*Instruction*
Show each line from the listing that includes the word "title".

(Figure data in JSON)
- - - -

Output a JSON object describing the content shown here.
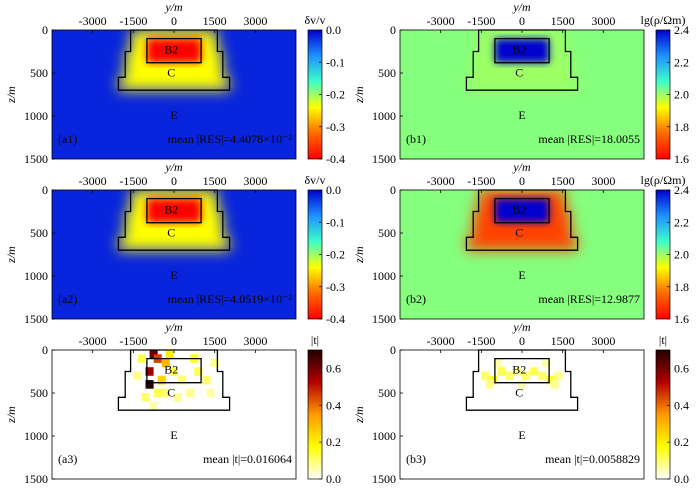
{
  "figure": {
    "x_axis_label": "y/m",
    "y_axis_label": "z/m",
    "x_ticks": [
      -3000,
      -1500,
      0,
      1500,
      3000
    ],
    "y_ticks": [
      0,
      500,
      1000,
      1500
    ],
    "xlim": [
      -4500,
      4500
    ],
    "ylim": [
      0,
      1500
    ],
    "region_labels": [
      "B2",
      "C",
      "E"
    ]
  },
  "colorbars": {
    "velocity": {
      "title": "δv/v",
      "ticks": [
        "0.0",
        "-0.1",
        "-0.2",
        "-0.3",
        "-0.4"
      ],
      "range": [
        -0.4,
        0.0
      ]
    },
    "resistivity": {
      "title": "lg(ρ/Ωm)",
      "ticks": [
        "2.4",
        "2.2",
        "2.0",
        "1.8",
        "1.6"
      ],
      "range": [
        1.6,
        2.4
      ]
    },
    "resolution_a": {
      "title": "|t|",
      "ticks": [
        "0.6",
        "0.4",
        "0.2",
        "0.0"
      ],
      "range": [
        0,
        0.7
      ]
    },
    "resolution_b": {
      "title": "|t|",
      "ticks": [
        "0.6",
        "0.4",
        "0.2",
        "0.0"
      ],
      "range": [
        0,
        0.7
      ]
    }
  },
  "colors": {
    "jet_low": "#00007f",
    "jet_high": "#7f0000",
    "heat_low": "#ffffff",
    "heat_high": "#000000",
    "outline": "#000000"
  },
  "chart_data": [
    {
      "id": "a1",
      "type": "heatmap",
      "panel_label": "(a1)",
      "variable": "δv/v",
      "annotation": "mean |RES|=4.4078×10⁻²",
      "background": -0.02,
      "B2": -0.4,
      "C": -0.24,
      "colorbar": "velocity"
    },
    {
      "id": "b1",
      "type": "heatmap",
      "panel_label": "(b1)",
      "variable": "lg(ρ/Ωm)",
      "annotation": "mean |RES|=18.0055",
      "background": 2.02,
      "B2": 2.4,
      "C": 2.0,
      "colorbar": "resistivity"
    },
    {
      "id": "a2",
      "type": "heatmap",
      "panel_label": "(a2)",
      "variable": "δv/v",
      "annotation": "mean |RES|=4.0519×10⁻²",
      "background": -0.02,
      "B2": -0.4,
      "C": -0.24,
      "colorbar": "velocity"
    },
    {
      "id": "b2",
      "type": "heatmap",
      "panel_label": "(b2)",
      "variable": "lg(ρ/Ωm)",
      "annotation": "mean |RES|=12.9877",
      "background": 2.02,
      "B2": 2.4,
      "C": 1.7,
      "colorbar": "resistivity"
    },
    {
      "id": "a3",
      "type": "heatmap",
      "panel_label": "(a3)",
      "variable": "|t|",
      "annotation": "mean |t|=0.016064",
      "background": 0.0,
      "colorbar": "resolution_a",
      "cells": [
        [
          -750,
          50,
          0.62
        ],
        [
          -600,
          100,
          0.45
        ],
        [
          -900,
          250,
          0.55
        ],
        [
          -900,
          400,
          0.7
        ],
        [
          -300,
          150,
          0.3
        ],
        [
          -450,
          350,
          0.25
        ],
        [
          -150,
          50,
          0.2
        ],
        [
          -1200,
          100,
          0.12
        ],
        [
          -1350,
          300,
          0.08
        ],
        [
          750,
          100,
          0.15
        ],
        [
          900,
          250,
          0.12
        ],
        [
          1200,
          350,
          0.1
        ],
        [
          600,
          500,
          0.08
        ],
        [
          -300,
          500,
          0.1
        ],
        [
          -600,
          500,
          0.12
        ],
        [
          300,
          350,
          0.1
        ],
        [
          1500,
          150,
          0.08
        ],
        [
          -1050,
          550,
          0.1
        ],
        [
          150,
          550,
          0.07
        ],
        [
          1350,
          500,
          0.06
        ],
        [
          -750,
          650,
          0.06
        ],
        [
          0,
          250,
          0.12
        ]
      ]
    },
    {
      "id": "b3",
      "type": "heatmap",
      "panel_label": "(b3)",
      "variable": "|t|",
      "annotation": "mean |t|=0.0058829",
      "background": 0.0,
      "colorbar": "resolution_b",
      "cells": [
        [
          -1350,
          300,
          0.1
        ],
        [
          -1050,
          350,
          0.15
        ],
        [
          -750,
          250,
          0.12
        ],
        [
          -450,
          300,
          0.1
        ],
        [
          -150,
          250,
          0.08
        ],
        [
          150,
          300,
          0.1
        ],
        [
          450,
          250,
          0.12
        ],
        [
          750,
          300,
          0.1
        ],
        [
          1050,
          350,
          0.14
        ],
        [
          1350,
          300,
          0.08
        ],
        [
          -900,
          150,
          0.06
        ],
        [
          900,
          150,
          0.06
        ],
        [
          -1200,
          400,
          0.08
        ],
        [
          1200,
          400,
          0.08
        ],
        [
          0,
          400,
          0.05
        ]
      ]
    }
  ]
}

- - - -

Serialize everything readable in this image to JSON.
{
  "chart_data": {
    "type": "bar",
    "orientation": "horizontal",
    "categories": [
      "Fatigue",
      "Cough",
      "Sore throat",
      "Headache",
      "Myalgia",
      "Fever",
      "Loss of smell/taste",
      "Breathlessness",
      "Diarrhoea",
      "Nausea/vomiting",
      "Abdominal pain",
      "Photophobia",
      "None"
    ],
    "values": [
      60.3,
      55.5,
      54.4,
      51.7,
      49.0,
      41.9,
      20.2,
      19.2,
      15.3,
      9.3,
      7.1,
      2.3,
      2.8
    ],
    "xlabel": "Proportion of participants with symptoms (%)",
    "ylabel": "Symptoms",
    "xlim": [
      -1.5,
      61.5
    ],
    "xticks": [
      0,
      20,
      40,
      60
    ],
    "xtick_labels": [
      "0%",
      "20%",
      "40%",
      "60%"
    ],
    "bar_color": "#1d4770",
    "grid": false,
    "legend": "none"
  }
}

- - - -

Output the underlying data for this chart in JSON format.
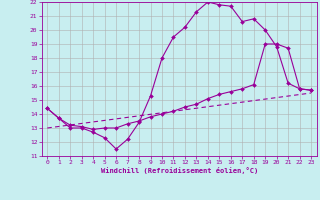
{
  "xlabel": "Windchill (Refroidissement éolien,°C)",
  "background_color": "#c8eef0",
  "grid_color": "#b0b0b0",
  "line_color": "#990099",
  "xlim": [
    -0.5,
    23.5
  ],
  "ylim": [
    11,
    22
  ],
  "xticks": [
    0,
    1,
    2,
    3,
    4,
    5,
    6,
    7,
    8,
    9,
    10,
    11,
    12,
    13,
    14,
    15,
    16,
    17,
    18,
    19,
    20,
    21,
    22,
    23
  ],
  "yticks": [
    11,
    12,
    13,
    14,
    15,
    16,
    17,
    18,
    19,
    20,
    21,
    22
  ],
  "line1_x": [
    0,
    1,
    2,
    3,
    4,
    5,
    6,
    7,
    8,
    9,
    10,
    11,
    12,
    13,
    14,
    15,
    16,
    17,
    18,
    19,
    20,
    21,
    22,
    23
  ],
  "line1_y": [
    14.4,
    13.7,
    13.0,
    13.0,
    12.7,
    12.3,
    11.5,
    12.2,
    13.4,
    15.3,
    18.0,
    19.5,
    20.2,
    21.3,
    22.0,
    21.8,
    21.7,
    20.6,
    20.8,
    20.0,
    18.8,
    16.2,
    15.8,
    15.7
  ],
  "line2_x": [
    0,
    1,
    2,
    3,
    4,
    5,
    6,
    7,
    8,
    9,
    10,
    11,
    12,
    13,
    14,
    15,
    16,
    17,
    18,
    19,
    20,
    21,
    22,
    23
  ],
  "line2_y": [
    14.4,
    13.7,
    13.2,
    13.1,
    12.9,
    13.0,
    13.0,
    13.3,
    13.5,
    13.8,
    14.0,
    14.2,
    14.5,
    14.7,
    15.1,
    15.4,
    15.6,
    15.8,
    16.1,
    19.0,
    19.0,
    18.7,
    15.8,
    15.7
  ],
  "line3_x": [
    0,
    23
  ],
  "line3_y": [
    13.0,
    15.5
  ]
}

- - - -

*Complete response*
      "title": "δv/v",
      "title": "lg(ρ/Ωm)",
      "title": "|t|",
      "title": "|t|",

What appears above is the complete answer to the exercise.